== THE PROBLEM ==
Put the rows from the line containing "Give bounding boxes" through the line containing "- observed-point: [369, 135, 375, 142]", both included, into a JSON list of strings with one string per line, skipping blank lines and leaving out the pictures.

___ EXERCISE INPUT

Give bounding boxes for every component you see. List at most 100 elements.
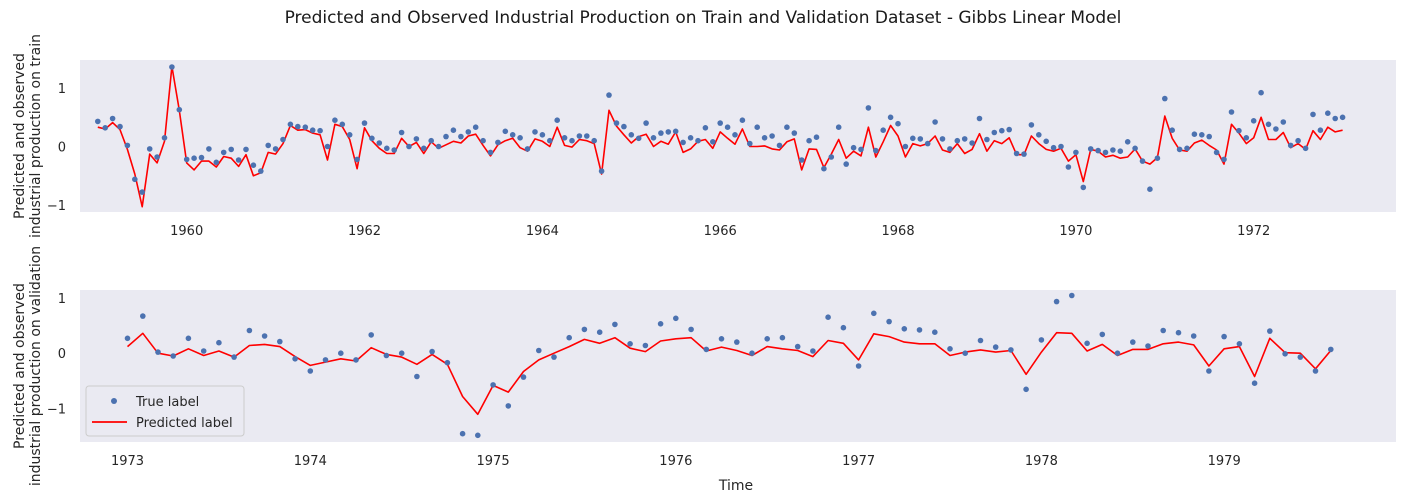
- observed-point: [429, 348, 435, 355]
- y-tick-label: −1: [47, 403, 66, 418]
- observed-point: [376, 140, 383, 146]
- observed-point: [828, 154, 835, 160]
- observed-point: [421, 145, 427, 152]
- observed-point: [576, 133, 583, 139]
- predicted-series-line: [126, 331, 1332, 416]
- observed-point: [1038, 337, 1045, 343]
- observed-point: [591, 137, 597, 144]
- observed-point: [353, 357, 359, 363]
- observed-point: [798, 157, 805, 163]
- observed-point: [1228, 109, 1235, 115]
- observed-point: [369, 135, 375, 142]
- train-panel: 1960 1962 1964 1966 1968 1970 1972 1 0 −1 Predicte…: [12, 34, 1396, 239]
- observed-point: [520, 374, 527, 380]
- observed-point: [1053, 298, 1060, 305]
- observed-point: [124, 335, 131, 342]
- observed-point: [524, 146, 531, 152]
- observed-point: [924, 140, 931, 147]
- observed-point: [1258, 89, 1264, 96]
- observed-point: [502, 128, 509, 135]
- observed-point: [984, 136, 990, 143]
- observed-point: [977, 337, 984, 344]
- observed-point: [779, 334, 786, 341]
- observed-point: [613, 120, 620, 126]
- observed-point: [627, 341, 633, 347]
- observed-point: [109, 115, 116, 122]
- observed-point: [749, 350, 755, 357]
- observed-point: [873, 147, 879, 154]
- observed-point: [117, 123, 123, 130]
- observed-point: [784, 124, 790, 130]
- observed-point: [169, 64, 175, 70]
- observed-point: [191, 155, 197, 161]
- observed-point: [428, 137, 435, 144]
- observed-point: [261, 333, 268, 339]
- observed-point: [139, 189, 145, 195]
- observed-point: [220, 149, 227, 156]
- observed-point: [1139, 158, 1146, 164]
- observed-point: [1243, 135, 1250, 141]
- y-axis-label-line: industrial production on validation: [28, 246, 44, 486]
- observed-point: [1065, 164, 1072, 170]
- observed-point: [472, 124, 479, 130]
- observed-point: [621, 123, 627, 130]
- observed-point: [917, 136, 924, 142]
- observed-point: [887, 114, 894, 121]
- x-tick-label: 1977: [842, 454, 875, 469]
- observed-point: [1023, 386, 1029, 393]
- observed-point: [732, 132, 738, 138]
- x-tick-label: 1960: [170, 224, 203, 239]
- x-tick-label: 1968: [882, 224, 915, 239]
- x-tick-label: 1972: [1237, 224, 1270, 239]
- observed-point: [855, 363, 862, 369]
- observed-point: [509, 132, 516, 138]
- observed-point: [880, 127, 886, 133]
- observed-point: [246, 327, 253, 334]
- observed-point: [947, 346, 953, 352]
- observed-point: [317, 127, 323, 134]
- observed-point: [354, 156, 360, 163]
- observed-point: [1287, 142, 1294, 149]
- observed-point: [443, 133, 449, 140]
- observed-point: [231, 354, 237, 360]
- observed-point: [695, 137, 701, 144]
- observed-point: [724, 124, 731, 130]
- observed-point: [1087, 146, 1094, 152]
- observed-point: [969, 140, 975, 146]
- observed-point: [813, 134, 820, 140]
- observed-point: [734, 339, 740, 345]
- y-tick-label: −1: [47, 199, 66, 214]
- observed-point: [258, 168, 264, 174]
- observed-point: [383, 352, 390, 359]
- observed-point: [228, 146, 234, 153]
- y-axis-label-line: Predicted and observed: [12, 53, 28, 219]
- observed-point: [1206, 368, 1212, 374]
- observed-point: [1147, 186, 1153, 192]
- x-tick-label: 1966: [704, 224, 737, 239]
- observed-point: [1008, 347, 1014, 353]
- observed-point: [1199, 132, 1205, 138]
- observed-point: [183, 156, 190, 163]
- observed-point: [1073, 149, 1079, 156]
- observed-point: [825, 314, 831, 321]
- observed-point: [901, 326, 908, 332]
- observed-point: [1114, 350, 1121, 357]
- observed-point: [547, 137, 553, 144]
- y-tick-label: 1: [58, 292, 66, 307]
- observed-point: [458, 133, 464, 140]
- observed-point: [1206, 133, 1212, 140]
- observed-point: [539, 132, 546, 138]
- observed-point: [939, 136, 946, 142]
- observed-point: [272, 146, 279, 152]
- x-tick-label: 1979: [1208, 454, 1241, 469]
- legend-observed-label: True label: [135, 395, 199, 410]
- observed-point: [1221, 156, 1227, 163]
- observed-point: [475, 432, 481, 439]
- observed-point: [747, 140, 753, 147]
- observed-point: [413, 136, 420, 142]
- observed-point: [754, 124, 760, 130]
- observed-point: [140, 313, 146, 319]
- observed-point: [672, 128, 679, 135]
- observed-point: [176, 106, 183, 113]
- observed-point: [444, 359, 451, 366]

______
___ EXERCISE INPUT

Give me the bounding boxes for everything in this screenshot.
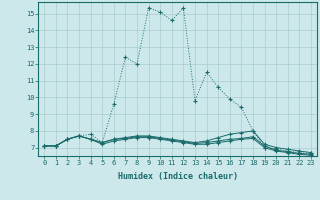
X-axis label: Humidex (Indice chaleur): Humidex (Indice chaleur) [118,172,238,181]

______

== OUTPUT FOR THIS EXERCISE ==
[
  "Give bounding boxes for every component you see. List at most 100 elements.",
  "- observed-point: [429, 348, 435, 355]",
  "- y-tick-label: −1: [47, 403, 66, 418]",
  "- observed-point: [376, 140, 383, 146]",
  "- observed-point: [828, 154, 835, 160]",
  "- observed-point: [421, 145, 427, 152]",
  "- observed-point: [576, 133, 583, 139]",
  "- predicted-series-line: [126, 331, 1332, 416]",
  "- observed-point: [1038, 337, 1045, 343]",
  "- observed-point: [591, 137, 597, 144]",
  "- observed-point: [353, 357, 359, 363]",
  "- observed-point: [798, 157, 805, 163]",
  "- observed-point: [1228, 109, 1235, 115]",
  "- observed-point: [369, 135, 375, 142]"
]